> [EXERCISE DATA]
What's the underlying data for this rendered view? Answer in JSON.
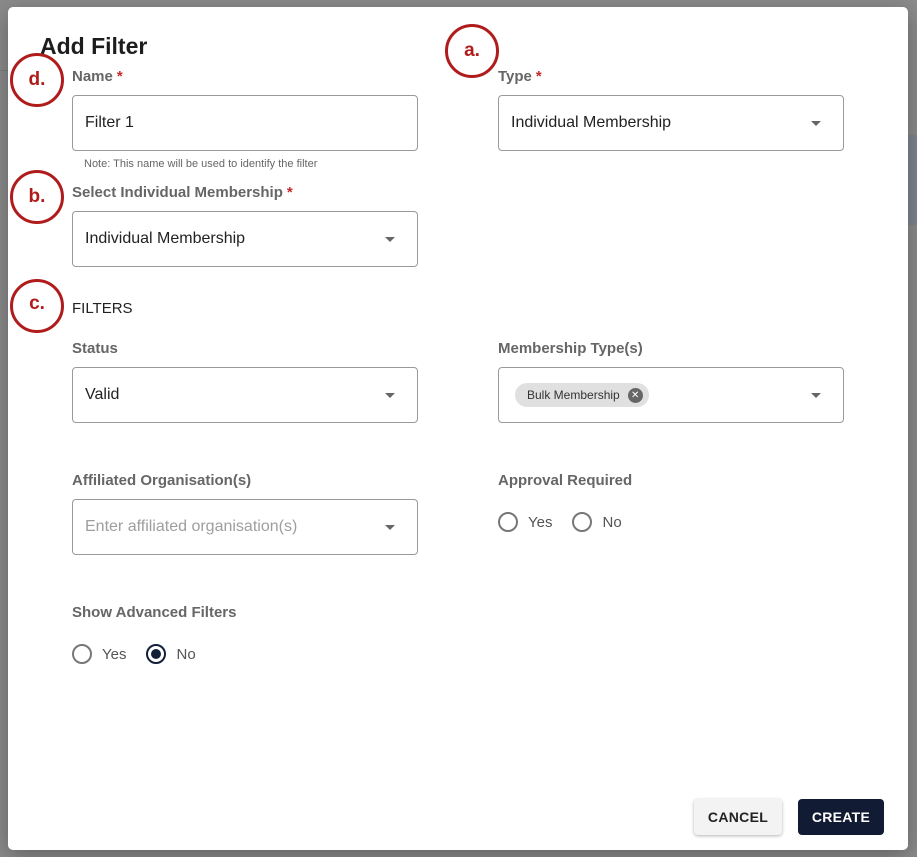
{
  "dialog": {
    "title": "Add Filter",
    "name": {
      "label": "Name",
      "required": "*",
      "value": "Filter 1",
      "note": "Note: This name will be used to identify the filter"
    },
    "type": {
      "label": "Type",
      "required": "*",
      "value": "Individual Membership"
    },
    "select_membership": {
      "label": "Select Individual Membership",
      "required": "*",
      "value": "Individual Membership"
    },
    "filters_heading": "FILTERS",
    "status": {
      "label": "Status",
      "value": "Valid"
    },
    "membership_types": {
      "label": "Membership Type(s)",
      "chips": [
        "Bulk Membership"
      ]
    },
    "affiliated": {
      "label": "Affiliated Organisation(s)",
      "placeholder": "Enter affiliated organisation(s)"
    },
    "approval": {
      "label": "Approval Required",
      "options": [
        "Yes",
        "No"
      ],
      "selected": null
    },
    "advanced": {
      "label": "Show Advanced Filters",
      "options": [
        "Yes",
        "No"
      ],
      "selected": "No"
    },
    "cancel_label": "CANCEL",
    "create_label": "CREATE"
  },
  "annotations": {
    "a": "a.",
    "b": "b.",
    "c": "c.",
    "d": "d."
  },
  "colors": {
    "primary": "#111b33",
    "annotation": "#b01c1c",
    "required": "#c62828"
  }
}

> [TASK PROMPT] Reproduce all entries without any change, and omit the pictures.

> [THE OUTPUT]
What's the underlying data for this rendered view? Answer in JSON.
{
  "dialog": {
    "title": "Add Filter",
    "name": {
      "label": "Name",
      "required": "*",
      "value": "Filter 1",
      "note": "Note: This name will be used to identify the filter"
    },
    "type": {
      "label": "Type",
      "required": "*",
      "value": "Individual Membership"
    },
    "select_membership": {
      "label": "Select Individual Membership",
      "required": "*",
      "value": "Individual Membership"
    },
    "filters_heading": "FILTERS",
    "status": {
      "label": "Status",
      "value": "Valid"
    },
    "membership_types": {
      "label": "Membership Type(s)",
      "chips": [
        "Bulk Membership"
      ]
    },
    "affiliated": {
      "label": "Affiliated Organisation(s)",
      "placeholder": "Enter affiliated organisation(s)"
    },
    "approval": {
      "label": "Approval Required",
      "options": [
        "Yes",
        "No"
      ],
      "selected": null
    },
    "advanced": {
      "label": "Show Advanced Filters",
      "options": [
        "Yes",
        "No"
      ],
      "selected": "No"
    },
    "cancel_label": "CANCEL",
    "create_label": "CREATE"
  },
  "annotations": {
    "a": "a.",
    "b": "b.",
    "c": "c.",
    "d": "d."
  },
  "colors": {
    "primary": "#111b33",
    "annotation": "#b01c1c",
    "required": "#c62828"
  }
}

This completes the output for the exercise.